■ **Requirement**:
Copy the material verbatim from its first line down to and including the line containing "point-05-95 [681,1229,686,1233]".

-- START Records for processing --

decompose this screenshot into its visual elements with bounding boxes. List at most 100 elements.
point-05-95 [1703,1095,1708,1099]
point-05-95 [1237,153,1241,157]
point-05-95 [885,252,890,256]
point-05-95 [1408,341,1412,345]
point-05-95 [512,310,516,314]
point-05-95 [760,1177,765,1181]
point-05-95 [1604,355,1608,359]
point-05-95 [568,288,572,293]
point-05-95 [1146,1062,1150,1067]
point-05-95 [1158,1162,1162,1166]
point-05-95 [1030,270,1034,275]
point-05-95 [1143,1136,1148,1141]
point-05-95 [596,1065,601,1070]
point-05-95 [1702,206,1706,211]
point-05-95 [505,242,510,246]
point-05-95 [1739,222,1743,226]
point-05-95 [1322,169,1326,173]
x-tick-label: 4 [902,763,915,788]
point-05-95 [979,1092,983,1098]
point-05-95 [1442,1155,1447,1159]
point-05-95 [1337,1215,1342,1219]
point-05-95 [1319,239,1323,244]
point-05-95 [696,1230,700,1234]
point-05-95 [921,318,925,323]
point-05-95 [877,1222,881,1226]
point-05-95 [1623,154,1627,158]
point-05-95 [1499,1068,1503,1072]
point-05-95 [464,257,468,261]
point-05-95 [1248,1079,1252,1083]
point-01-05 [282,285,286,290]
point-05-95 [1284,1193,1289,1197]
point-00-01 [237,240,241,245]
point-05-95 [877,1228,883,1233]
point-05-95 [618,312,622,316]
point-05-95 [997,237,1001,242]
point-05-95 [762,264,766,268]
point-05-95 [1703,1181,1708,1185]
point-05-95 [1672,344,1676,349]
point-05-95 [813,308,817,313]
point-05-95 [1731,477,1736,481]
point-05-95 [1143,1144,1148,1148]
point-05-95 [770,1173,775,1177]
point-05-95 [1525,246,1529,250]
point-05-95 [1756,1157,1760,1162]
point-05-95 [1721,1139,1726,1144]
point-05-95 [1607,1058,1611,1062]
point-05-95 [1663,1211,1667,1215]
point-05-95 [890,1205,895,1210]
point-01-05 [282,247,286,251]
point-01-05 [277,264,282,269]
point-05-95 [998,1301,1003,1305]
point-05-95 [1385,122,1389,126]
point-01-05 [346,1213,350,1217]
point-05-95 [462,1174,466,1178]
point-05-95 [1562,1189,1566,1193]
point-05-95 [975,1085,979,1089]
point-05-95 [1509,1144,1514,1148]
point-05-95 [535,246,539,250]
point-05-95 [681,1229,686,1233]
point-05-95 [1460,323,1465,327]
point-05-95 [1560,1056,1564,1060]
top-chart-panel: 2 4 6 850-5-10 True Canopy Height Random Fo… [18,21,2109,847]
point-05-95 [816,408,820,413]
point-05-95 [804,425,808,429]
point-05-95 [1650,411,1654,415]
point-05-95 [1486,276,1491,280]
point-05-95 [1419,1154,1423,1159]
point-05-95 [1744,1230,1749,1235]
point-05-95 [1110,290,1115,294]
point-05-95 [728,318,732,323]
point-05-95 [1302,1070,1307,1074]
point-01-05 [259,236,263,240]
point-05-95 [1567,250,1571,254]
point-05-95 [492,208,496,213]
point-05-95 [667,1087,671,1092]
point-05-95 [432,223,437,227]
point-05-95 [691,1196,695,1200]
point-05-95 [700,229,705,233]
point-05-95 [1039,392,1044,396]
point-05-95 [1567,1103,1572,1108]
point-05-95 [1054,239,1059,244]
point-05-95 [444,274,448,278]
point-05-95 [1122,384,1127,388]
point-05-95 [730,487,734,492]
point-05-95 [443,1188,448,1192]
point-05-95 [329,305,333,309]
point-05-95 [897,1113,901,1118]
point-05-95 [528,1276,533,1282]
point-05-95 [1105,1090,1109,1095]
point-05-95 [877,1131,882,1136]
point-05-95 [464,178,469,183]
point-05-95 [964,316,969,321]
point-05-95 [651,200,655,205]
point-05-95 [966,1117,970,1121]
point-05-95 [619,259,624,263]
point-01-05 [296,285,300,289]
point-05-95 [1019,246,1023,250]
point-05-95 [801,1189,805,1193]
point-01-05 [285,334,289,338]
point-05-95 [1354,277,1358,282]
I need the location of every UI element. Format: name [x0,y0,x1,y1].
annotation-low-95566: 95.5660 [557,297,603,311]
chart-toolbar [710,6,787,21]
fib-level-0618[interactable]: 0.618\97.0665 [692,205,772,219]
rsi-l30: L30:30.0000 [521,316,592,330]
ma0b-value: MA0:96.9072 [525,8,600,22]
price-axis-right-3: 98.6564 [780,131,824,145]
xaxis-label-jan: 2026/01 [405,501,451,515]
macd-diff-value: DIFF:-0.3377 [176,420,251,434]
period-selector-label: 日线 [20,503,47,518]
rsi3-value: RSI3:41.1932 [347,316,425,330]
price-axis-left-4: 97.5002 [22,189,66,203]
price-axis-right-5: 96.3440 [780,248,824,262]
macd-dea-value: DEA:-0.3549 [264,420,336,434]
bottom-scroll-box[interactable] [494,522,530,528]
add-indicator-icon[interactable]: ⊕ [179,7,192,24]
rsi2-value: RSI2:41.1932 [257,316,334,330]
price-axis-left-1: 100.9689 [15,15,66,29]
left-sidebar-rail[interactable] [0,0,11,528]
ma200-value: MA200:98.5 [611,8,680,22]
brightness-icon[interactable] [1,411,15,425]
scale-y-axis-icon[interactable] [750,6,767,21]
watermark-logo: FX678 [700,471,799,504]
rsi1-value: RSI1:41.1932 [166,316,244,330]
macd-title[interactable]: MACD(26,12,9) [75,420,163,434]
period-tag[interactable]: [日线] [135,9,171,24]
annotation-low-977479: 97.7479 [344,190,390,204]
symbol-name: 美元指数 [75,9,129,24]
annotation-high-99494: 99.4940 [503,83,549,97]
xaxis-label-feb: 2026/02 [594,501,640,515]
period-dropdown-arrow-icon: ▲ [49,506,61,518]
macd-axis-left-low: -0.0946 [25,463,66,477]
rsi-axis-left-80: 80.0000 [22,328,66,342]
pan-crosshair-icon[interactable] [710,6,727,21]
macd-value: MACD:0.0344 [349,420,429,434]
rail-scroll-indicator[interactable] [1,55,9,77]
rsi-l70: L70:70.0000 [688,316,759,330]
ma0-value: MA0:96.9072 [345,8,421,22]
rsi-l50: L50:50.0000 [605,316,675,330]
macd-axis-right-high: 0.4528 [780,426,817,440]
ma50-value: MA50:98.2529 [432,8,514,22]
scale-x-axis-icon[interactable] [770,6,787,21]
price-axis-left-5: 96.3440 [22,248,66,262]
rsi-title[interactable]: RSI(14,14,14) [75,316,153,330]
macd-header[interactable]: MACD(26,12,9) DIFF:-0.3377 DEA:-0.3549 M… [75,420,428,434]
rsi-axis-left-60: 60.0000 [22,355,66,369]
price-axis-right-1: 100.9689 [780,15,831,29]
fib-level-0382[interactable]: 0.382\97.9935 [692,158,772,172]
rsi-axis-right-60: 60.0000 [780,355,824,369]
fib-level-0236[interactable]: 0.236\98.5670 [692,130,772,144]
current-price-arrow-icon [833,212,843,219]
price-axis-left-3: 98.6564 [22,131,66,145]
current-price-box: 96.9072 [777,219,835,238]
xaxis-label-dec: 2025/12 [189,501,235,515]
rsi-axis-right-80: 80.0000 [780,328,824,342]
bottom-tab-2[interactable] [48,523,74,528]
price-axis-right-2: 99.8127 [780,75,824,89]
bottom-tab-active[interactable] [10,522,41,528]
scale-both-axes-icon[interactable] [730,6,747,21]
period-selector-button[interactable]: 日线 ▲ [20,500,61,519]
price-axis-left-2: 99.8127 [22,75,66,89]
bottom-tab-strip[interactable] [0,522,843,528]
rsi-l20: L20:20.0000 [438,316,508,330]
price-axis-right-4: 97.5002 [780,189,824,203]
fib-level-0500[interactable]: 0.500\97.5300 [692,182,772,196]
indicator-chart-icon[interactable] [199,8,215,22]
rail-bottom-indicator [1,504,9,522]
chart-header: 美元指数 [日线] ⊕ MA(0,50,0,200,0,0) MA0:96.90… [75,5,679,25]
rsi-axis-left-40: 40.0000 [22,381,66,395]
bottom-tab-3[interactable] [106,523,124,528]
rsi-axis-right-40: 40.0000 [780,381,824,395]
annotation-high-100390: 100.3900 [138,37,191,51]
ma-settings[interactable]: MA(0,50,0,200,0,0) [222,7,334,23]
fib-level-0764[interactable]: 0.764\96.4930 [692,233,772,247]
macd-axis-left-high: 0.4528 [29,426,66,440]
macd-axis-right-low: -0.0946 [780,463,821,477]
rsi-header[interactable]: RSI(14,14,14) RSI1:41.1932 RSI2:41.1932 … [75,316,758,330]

-- END Records for processing --

■ **Result of the exercise**:
decompose this screenshot into its visual elements with bounding boxes. List at most 100 elements.
point-05-95 [1703,1095,1708,1099]
point-05-95 [1237,153,1241,157]
point-05-95 [885,252,890,256]
point-05-95 [1408,341,1412,345]
point-05-95 [512,310,516,314]
point-05-95 [760,1177,765,1181]
point-05-95 [1604,355,1608,359]
point-05-95 [568,288,572,293]
point-05-95 [1146,1062,1150,1067]
point-05-95 [1158,1162,1162,1166]
point-05-95 [1030,270,1034,275]
point-05-95 [1143,1136,1148,1141]
point-05-95 [596,1065,601,1070]
point-05-95 [1702,206,1706,211]
point-05-95 [505,242,510,246]
point-05-95 [1739,222,1743,226]
point-05-95 [1322,169,1326,173]
x-tick-label: 4 [902,763,915,788]
point-05-95 [979,1092,983,1098]
point-05-95 [1442,1155,1447,1159]
point-05-95 [1337,1215,1342,1219]
point-05-95 [1319,239,1323,244]
point-05-95 [696,1230,700,1234]
point-05-95 [921,318,925,323]
point-05-95 [877,1222,881,1226]
point-05-95 [1623,154,1627,158]
point-05-95 [1499,1068,1503,1072]
point-05-95 [464,257,468,261]
point-05-95 [1248,1079,1252,1083]
point-01-05 [282,285,286,290]
point-05-95 [1284,1193,1289,1197]
point-00-01 [237,240,241,245]
point-05-95 [877,1228,883,1233]
point-05-95 [618,312,622,316]
point-05-95 [997,237,1001,242]
point-05-95 [762,264,766,268]
point-05-95 [1703,1181,1708,1185]
point-05-95 [1672,344,1676,349]
point-05-95 [813,308,817,313]
point-05-95 [1731,477,1736,481]
point-05-95 [1143,1144,1148,1148]
point-05-95 [770,1173,775,1177]
point-05-95 [1525,246,1529,250]
point-05-95 [1756,1157,1760,1162]
point-05-95 [1721,1139,1726,1144]
point-05-95 [1607,1058,1611,1062]
point-05-95 [1663,1211,1667,1215]
point-05-95 [890,1205,895,1210]
point-01-05 [282,247,286,251]
point-01-05 [277,264,282,269]
point-05-95 [998,1301,1003,1305]
point-05-95 [1385,122,1389,126]
point-01-05 [346,1213,350,1217]
point-05-95 [462,1174,466,1178]
point-05-95 [1562,1189,1566,1193]
point-05-95 [975,1085,979,1089]
point-05-95 [1509,1144,1514,1148]
point-05-95 [535,246,539,250]
point-05-95 [681,1229,686,1233]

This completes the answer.